* **Your instructions**: Return every record below exactly as written, omitting any pictures.

* **Material provided**:
────

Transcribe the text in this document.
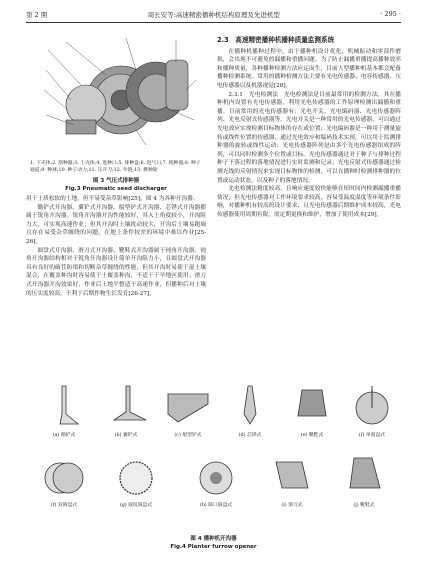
第 2 期	周长安等:高速精密播种机结构原理及先进机型	· 295 ·
1. 下壳体;2. 刮种器;3. 上壳体;4. 进种口;5. 排种盘;6. 进气口;7. 搅种器;8. 种子通道;9. 种球;10. 种子动力;11. 压开刀;12. 外链;13. 携种轮
图 3 气压式排种器
Fig.3 Pneumatic seed discharger

用于土质松软的土地，但不易受杂草影响[25]。图 4 为各种开沟器。

锄铲式开沟器、翼铲式开沟器、船型铲式开沟器、芯铧式开沟器都属于锐角开沟器。锐角开沟器开沟性能较好，其入土角度较小，开沟阻力大，可实现高速作业；但其开沟时土壤扰动较大，开沟后土壤易跑墒且存在易受杂草缠绕的问题，在地上条件较差的环境中难以作业[25-26]。

圆盘式开沟器、滑刀式开沟器、靴鞋式开沟器属于钝角开沟器。钝角开沟器结构相对于锐角开沟器设计简单开沟阻力小，且圆盘式开沟器具有良好的破茬防堵和切断杂草缠绕的性能，但其开沟时易使干湿土壤混合，在覆盖种沟时容易使干土覆盖种沟，不适于干旱地区使用；滑刀式开沟器开沟效果好，作业后土地平整适于高速作业，但播种后对土壤的压实度较高，不利于后期作物生长发育[26-27]。

2.3　高速精密播种机播种质量监测系统

在播种机播种过程中，由于播种机设计优化、机械振动和零部件磨损，会出现不可避免的漏播和重播问题。为了防止漏播重播提高播种效率和播种质量，各种播种检测方法应运而生，目前大型播种机基本都会配备播种检测系统。常用的播种检测方法主要有光电传感器、电容传感器、压电传感器以及机器视觉[28]。

2.3.1　光电检测法　光电检测法是目前最常用的检测方法，其在播种机内设置有光电传感器，利用光电传感器的工作原理检测出漏播和重播。目前常用的光电传感器有：光电开关、光电编码器、光电传感器阵列、光电反射式传感器等。光电开关是一种常用的光电传感器，可以通过光电效应实现检测目标物体的存在或位置；光电编码器是一种用于测量旋转或线性位置的传感器，通过光电效应和编码技术实现，可以用于监测排种器的旋转或线性运动；光电传感器阵列是由多个光电传感器组成的阵列，可以同时检测多个位置或目标。光电传感器通过对于种子与排种过程种子下落过程的落地情况进行实时监测和记录；光电反射式传感器通过检测光线的反射情况来实现目标物体的检测，可以在播种时检测排种器的位置或运动状态，以及种子的落地情况。

光电检测法精度较高，且响应速度较快能够在短时间内检测漏播重播情况；但光电传感器对工作环境要求较高，容易受温度湿度等环境条件影响，对播种机有较高的设计要求，且光电传感器后期维护成本较高，光电传感器使用周期有限，需定期更换和维护，增加了使用成本[29]。

(a) 锄铲式	(b) 翼铲式	(c) 船型铲式	(d) 芯铧式	(e) 靴鞋式	(f) 单圆盘式
(f) 双圆盘式	(g) 波纹圆盘式	(h) 缺口圆盘式	(i) 滑刀式	(j) 靴鞋式
图 4 播种机开沟器
Fig.4 Planter furrow opener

────

* **Result for this exercise**:
Transcribe the text in this document.
第 2 期	周长安等:高速精密播种机结构原理及先进机型	· 295 ·
1. 下壳体;2. 刮种器;3. 上壳体;4. 进种口;5. 排种盘;6. 进气口;7. 搅种器;8. 种子通道;9. 种球;10. 种子动力;11. 压开刀;12. 外链;13. 携种轮
图 3 气压式排种器
Fig.3 Pneumatic seed discharger

用于土质松软的土地，但不易受杂草影响[25]。图 4 为各种开沟器。

锄铲式开沟器、翼铲式开沟器、船型铲式开沟器、芯铧式开沟器都属于锐角开沟器。锐角开沟器开沟性能较好，其入土角度较小，开沟阻力大，可实现高速作业；但其开沟时土壤扰动较大，开沟后土壤易跑墒且存在易受杂草缠绕的问题，在地上条件较差的环境中难以作业[25-26]。

圆盘式开沟器、滑刀式开沟器、靴鞋式开沟器属于钝角开沟器。钝角开沟器结构相对于锐角开沟器设计简单开沟阻力小，且圆盘式开沟器具有良好的破茬防堵和切断杂草缠绕的性能，但其开沟时易使干湿土壤混合，在覆盖种沟时容易使干土覆盖种沟，不适于干旱地区使用；滑刀式开沟器开沟效果好，作业后土地平整适于高速作业，但播种后对土壤的压实度较高，不利于后期作物生长发育[26-27]。

2.3　高速精密播种机播种质量监测系统

在播种机播种过程中，由于播种机设计优化、机械振动和零部件磨损，会出现不可避免的漏播和重播问题。为了防止漏播重播提高播种效率和播种质量，各种播种检测方法应运而生，目前大型播种机基本都会配备播种检测系统。常用的播种检测方法主要有光电传感器、电容传感器、压电传感器以及机器视觉[28]。

2.3.1　光电检测法　光电检测法是目前最常用的检测方法，其在播种机内设置有光电传感器，利用光电传感器的工作原理检测出漏播和重播。目前常用的光电传感器有：光电开关、光电编码器、光电传感器阵列、光电反射式传感器等。光电开关是一种常用的光电传感器，可以通过光电效应实现检测目标物体的存在或位置；光电编码器是一种用于测量旋转或线性位置的传感器，通过光电效应和编码技术实现，可以用于监测排种器的旋转或线性运动；光电传感器阵列是由多个光电传感器组成的阵列，可以同时检测多个位置或目标。光电传感器通过对于种子与排种过程种子下落过程的落地情况进行实时监测和记录；光电反射式传感器通过检测光线的反射情况来实现目标物体的检测，可以在播种时检测排种器的位置或运动状态，以及种子的落地情况。

光电检测法精度较高，且响应速度较快能够在短时间内检测漏播重播情况；但光电传感器对工作环境要求较高，容易受温度湿度等环境条件影响，对播种机有较高的设计要求，且光电传感器后期维护成本较高，光电传感器使用周期有限，需定期更换和维护，增加了使用成本[29]。

(a) 锄铲式	(b) 翼铲式	(c) 船型铲式	(d) 芯铧式	(e) 靴鞋式	(f) 单圆盘式
(f) 双圆盘式	(g) 波纹圆盘式	(h) 缺口圆盘式	(i) 滑刀式	(j) 靴鞋式
图 4 播种机开沟器
Fig.4 Planter furrow opener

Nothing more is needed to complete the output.